>> begin Records shown

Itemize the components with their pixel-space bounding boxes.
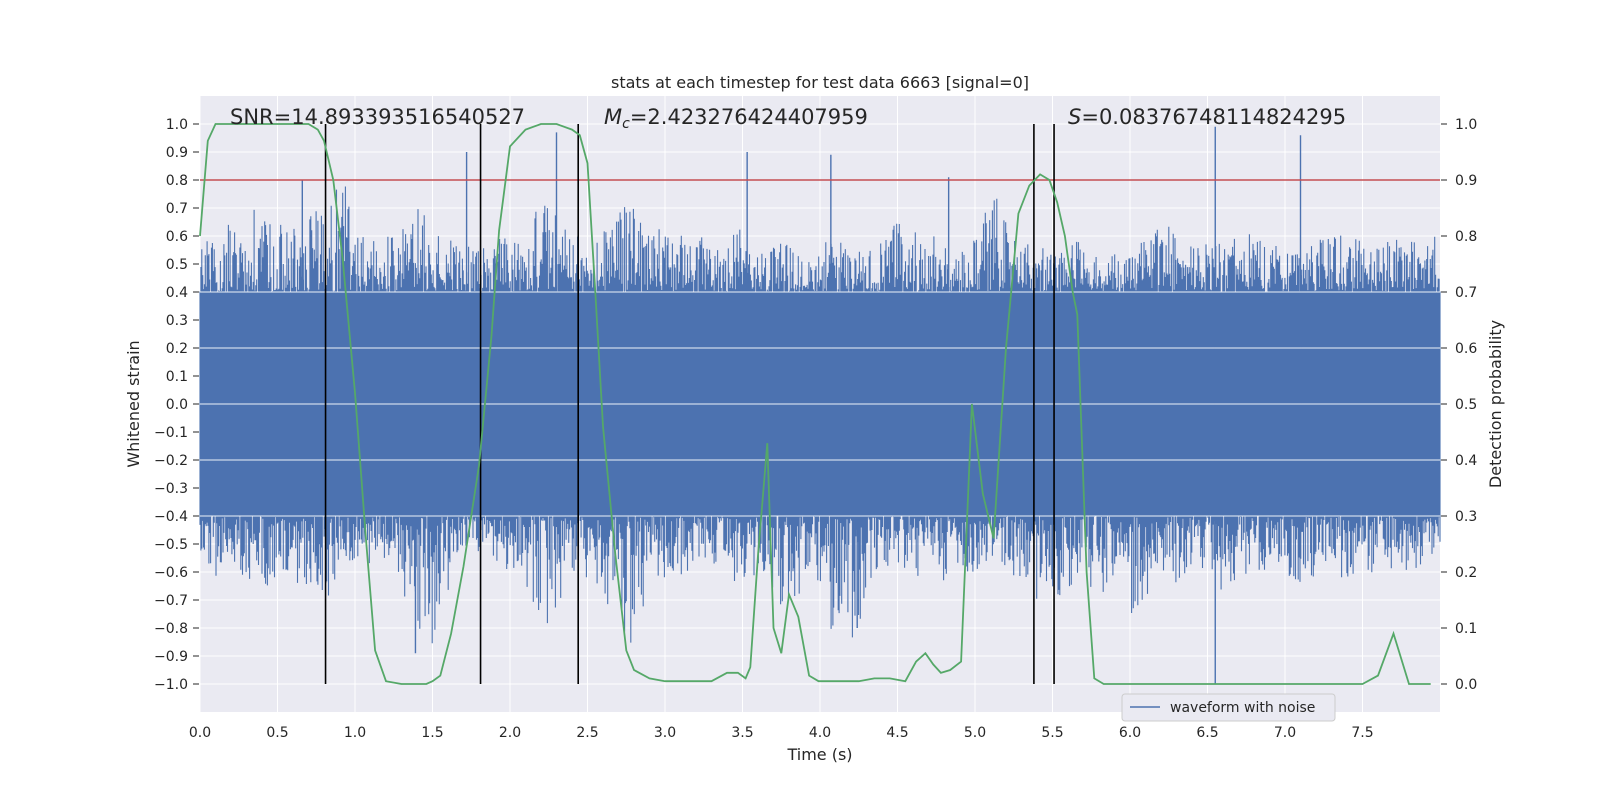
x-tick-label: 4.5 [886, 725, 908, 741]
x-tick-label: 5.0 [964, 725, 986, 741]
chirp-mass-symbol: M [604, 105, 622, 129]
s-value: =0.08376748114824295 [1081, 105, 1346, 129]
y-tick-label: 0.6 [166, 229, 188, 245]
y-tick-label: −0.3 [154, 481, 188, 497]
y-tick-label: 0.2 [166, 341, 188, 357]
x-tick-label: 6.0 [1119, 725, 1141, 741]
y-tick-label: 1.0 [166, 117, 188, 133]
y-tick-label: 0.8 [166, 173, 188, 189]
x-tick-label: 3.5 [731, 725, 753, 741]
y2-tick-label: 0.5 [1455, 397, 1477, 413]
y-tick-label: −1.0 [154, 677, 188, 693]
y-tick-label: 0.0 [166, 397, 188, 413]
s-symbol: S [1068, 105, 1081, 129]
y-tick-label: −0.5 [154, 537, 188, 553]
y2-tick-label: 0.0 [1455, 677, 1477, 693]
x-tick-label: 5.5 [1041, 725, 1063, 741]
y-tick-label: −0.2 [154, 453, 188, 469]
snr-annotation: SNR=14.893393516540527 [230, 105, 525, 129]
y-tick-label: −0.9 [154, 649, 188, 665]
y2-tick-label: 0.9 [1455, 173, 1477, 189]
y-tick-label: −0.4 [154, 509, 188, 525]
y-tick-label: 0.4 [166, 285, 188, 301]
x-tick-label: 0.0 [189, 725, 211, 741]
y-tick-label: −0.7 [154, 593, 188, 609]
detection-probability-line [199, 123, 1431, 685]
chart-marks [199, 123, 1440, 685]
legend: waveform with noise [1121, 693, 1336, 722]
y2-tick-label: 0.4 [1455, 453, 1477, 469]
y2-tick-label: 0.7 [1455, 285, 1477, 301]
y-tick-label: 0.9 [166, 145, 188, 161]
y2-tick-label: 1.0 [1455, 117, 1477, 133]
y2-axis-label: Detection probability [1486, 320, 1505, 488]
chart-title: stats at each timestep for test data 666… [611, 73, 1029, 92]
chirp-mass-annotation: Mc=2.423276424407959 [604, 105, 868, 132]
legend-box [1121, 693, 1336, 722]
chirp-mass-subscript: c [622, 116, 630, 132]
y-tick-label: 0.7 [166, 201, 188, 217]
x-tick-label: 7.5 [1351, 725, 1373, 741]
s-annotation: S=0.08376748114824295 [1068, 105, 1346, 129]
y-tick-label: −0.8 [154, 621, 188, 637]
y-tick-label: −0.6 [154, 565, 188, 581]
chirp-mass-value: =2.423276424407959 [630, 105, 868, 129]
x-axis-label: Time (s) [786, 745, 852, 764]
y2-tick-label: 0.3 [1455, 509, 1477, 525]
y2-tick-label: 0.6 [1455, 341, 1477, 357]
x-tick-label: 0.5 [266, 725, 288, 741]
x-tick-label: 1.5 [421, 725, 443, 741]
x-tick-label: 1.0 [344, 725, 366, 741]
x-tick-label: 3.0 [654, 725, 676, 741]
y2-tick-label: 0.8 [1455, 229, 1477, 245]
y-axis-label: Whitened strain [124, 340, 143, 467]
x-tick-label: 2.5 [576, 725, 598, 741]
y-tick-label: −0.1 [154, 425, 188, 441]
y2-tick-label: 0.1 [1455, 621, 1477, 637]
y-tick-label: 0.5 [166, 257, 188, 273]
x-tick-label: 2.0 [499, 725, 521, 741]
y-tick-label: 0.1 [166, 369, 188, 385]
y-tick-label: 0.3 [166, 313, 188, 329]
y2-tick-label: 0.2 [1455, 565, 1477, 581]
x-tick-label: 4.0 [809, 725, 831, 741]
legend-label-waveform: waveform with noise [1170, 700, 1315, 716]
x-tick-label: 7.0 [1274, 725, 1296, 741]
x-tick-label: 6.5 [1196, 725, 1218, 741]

>> end Records shown
>> begin Records shown

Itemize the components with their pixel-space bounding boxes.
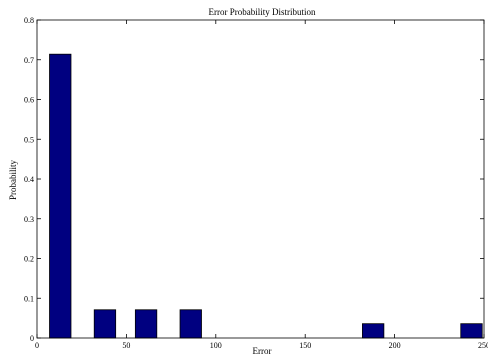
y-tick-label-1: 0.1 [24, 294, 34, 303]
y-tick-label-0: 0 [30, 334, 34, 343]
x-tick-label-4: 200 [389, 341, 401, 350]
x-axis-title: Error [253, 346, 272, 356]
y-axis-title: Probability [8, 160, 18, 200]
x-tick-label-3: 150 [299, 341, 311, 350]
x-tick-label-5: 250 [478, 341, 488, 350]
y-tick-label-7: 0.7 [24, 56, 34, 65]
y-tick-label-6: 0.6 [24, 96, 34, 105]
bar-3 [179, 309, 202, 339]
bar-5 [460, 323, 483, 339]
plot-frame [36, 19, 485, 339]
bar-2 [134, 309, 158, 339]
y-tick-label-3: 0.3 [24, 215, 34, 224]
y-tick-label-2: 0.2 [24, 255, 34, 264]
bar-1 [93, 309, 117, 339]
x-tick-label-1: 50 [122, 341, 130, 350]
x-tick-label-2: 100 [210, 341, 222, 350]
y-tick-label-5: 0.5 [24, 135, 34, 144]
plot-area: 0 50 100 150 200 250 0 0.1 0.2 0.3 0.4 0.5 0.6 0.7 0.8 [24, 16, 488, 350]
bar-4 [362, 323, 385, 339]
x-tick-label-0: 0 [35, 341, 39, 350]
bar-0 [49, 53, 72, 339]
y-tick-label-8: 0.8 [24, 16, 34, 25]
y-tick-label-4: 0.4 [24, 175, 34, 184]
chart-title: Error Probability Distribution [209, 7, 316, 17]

>> end Records shown

### [Exercise goal]
Copy the entries from the line with "y-tick-label-1: 0.1 [24, 294, 34, 303]" to the line with "x-tick-label-5: 250 [478, 341, 488, 350]", changing "Probability" to "Likelihood" and keeping everything else the same. Give only those lines.

### [Final result]
y-tick-label-1: 0.1 [24, 294, 34, 303]
y-tick-label-0: 0 [30, 334, 34, 343]
x-tick-label-4: 200 [389, 341, 401, 350]
x-axis-title: Error [253, 346, 272, 356]
y-axis-title: Likelihood [8, 160, 18, 200]
x-tick-label-3: 150 [299, 341, 311, 350]
x-tick-label-5: 250 [478, 341, 488, 350]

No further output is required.